> [Requirement] Check each line of the records below and collect those holding "Иные".

Dataset excerpt:
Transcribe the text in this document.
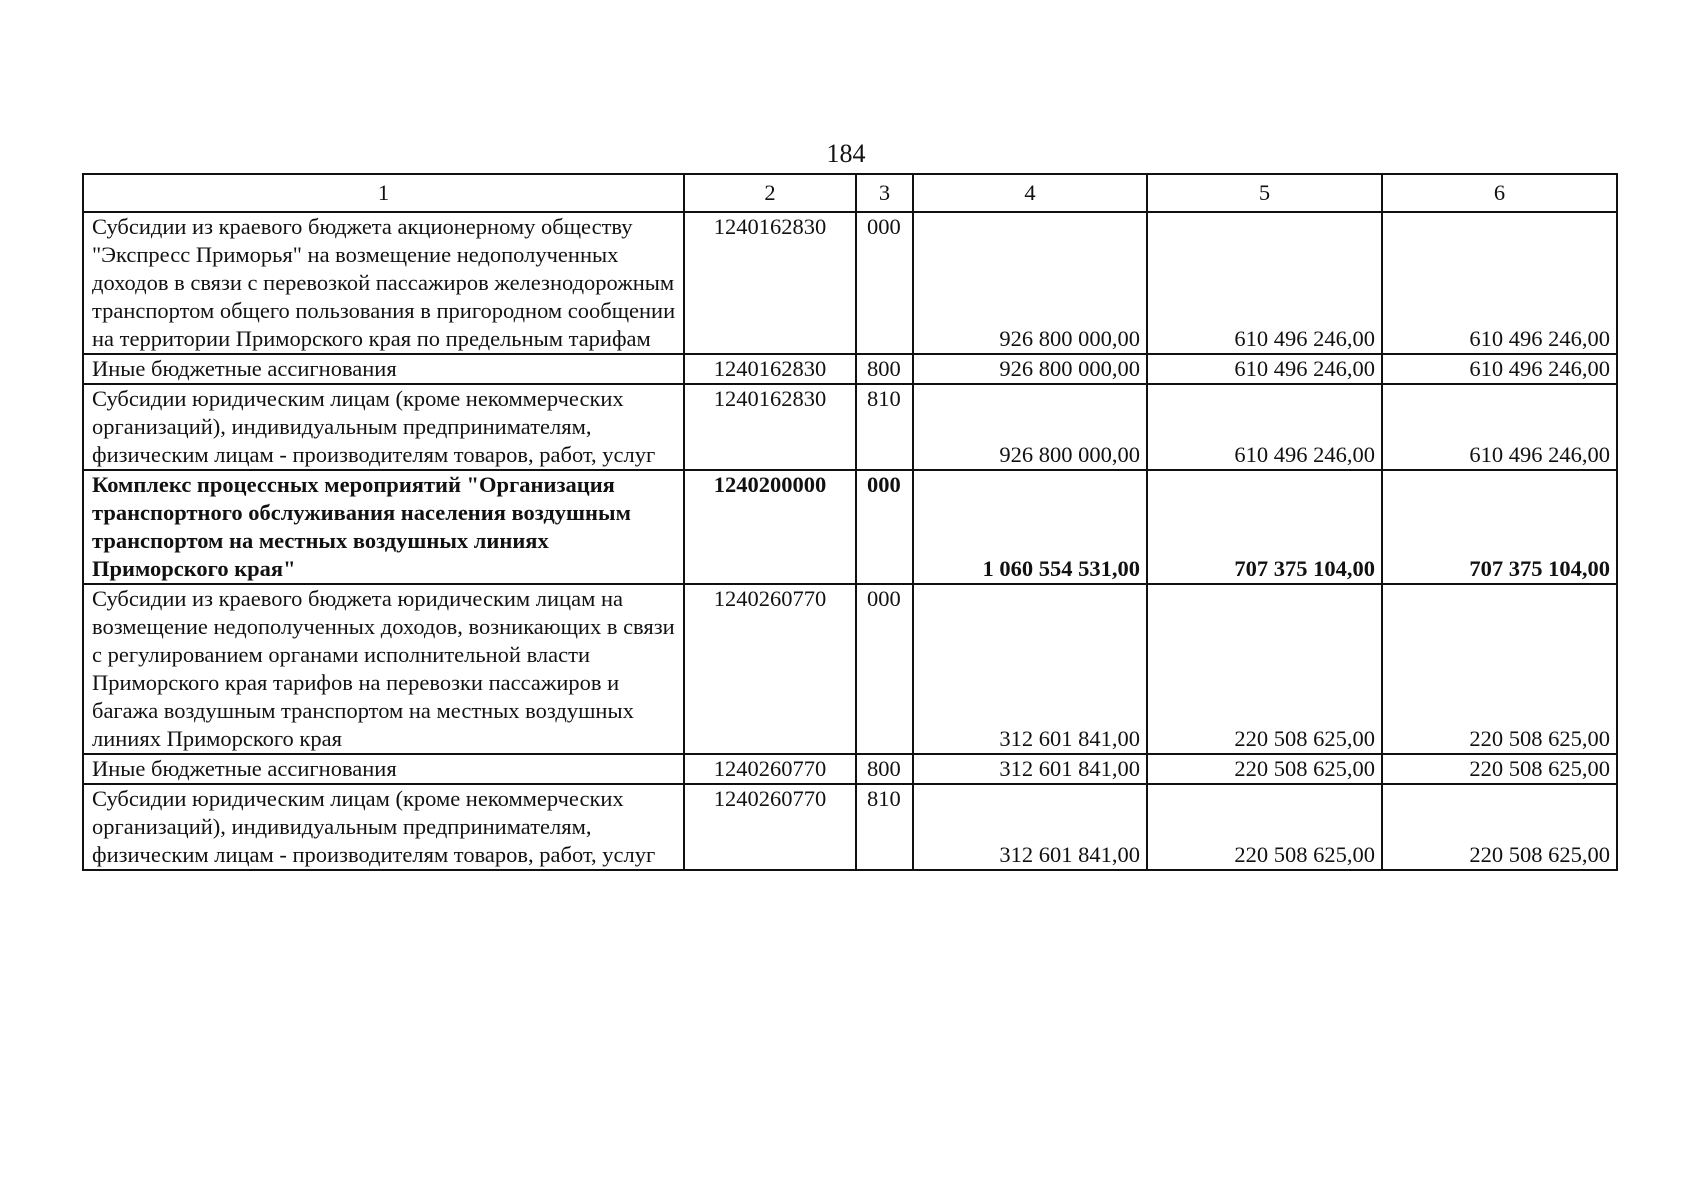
184
1	2	3	4	5	6
Субсидии из краевого бюджета акционерному обществу "Экспресс Приморья" на возмещение недополученных доходов в связи с перевозкой пассажиров железнодорожным транспортом общего пользования в пригородном сообщении на территории Приморского края по предельным тарифам	1240162830	000	926 800 000,00	610 496 246,00	610 496 246,00
Иные бюджетные ассигнования	1240162830	800	926 800 000,00	610 496 246,00	610 496 246,00
Субсидии юридическим лицам (кроме некоммерческих организаций), индивидуальным предпринимателям, физическим лицам - производителям товаров, работ, услуг	1240162830	810	926 800 000,00	610 496 246,00	610 496 246,00
Комплекс процессных мероприятий "Организация транспортного обслуживания населения воздушным транспортом на местных воздушных линиях Приморского края"	1240200000	000	1 060 554 531,00	707 375 104,00	707 375 104,00
Субсидии из краевого бюджета юридическим лицам на возмещение недополученных доходов, возникающих в связи с регулированием органами исполнительной власти Приморского края тарифов на перевозки пассажиров и багажа воздушным транспортом на местных воздушных линиях Приморского края	1240260770	000	312 601 841,00	220 508 625,00	220 508 625,00
Иные бюджетные ассигнования	1240260770	800	312 601 841,00	220 508 625,00	220 508 625,00
Субсидии юридическим лицам (кроме некоммерческих организаций), индивидуальным предпринимателям, физическим лицам - производителям товаров, работ, услуг	1240260770	810	312 601 841,00	220 508 625,00	220 508 625,00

> [Solution for this problem]
Иные бюджетные ассигнования	1240162830	800	926 800 000,00	610 496 246,00	610 496 246,00
Иные бюджетные ассигнования	1240260770	800	312 601 841,00	220 508 625,00	220 508 625,00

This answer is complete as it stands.